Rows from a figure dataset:
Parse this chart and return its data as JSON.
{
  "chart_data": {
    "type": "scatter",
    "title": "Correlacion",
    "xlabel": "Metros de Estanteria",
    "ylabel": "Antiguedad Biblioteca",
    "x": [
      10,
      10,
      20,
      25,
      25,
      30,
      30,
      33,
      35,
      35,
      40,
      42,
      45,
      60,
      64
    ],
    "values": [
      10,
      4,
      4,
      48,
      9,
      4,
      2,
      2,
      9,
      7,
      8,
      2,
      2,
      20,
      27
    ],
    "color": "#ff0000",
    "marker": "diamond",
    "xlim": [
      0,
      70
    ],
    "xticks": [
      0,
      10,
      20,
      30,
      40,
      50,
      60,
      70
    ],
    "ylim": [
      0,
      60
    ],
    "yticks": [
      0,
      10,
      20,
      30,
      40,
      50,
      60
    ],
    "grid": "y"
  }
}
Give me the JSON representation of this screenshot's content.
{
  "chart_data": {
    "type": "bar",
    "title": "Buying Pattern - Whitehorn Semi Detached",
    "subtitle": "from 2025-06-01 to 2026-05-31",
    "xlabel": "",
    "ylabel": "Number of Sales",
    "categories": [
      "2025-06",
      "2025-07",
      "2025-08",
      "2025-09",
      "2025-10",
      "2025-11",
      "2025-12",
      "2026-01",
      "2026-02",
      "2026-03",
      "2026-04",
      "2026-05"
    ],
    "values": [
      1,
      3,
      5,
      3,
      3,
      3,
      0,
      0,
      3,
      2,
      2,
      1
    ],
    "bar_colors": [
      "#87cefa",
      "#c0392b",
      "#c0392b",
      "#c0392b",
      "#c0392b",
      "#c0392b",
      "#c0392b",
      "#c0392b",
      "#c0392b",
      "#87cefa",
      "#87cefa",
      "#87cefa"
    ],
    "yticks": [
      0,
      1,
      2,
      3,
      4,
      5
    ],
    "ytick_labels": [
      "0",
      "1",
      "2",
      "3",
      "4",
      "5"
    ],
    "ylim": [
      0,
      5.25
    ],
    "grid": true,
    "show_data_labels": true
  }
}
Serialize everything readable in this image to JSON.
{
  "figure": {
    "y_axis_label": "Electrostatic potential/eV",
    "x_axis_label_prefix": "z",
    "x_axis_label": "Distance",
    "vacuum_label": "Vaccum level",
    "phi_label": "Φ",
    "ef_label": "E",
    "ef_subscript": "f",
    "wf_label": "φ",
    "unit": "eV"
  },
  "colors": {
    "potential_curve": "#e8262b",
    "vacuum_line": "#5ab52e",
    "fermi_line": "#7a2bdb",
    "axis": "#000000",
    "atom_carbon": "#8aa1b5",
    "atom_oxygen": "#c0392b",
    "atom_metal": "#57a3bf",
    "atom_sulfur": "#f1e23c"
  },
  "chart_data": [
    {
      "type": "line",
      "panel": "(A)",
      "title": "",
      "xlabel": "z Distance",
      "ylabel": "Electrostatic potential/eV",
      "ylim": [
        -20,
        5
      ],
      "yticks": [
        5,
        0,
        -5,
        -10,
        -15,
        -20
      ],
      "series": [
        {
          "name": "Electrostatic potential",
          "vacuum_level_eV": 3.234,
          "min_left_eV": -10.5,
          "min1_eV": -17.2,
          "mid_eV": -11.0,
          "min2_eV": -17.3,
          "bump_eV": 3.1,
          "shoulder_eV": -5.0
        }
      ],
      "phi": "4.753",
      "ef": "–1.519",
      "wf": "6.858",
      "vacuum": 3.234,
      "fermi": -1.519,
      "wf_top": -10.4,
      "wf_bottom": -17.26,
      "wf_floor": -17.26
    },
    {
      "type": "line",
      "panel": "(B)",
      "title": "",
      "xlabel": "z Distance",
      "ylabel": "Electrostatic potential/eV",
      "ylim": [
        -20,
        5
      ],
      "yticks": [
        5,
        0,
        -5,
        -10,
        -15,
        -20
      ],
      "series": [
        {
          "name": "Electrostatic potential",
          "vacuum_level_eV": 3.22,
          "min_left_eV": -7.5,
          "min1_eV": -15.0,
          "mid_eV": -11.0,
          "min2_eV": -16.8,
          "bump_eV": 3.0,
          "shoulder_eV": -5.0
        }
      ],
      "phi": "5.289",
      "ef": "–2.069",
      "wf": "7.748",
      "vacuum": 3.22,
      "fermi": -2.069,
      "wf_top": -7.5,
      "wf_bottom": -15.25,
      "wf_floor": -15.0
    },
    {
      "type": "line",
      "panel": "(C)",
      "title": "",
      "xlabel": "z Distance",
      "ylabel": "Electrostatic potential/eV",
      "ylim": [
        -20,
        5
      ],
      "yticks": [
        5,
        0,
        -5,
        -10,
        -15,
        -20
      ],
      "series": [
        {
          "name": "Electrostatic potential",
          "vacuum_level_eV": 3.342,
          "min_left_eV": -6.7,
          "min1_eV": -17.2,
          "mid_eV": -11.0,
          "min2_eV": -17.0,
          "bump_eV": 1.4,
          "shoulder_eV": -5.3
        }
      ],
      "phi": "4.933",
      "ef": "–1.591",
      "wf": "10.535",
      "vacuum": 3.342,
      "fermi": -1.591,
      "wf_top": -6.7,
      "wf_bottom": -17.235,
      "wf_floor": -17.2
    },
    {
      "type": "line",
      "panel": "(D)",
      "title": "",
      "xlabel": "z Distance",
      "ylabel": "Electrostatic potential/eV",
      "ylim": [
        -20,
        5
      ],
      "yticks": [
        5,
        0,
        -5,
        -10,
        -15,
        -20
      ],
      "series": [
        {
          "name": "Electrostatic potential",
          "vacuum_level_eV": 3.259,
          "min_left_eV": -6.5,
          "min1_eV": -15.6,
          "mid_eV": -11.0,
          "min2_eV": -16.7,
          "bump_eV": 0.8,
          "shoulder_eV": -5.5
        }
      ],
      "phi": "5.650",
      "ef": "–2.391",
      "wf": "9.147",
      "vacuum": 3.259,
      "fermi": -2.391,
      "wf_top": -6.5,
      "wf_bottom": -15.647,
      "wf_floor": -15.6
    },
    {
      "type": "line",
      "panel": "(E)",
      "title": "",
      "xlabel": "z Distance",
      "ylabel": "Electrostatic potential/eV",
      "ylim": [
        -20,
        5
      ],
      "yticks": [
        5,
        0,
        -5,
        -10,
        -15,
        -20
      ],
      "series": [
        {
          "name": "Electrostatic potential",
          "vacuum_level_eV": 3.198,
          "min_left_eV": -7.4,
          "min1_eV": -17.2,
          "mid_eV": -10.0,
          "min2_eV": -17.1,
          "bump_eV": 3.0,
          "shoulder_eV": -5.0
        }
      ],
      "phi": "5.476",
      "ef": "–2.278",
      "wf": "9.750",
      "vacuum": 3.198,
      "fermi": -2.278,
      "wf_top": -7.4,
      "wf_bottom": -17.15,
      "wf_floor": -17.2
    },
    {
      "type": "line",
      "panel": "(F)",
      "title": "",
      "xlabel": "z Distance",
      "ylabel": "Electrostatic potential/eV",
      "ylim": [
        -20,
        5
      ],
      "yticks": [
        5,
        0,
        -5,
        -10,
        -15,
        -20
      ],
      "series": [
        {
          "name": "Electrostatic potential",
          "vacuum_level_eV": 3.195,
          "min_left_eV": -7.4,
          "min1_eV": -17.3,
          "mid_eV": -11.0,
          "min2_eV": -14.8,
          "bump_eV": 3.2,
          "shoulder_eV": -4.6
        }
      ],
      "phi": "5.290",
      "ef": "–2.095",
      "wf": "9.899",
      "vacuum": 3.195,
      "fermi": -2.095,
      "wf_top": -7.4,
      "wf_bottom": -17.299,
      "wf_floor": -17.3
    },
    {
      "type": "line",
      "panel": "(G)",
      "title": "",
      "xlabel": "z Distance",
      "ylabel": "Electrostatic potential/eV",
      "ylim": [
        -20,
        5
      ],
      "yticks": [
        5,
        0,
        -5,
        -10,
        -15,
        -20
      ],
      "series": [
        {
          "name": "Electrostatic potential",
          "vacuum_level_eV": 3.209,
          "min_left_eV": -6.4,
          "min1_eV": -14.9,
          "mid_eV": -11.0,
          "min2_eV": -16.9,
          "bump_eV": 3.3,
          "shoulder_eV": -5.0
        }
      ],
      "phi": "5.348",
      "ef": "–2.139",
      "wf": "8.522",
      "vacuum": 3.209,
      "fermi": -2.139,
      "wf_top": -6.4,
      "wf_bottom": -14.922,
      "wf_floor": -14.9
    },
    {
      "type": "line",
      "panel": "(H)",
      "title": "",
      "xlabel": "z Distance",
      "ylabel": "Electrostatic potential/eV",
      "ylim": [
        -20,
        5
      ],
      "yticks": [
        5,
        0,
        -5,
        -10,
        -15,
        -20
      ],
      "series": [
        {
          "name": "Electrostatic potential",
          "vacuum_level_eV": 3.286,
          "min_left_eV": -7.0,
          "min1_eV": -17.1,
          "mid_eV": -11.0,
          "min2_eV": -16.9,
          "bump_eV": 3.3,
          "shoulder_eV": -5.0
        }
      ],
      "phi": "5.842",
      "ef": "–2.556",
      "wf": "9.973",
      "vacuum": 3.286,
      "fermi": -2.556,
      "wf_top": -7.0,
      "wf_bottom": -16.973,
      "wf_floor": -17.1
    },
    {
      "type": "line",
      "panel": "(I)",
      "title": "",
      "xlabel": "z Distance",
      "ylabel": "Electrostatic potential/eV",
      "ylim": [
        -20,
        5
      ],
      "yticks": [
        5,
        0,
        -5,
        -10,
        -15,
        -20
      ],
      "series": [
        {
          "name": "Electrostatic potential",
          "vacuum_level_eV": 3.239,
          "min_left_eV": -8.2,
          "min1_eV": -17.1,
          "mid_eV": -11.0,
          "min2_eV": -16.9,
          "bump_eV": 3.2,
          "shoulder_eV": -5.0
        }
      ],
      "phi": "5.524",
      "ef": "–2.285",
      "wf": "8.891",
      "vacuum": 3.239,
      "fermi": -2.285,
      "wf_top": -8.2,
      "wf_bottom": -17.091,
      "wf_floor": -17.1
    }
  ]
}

* **What you will do**: Which lines hold the word "this"? Return all of them from the records above.

* **Full answer**:
Parse this chart and return its data as JSON.
Give me the JSON representation of this screenshot's content.
Serialize everything readable in this image to JSON.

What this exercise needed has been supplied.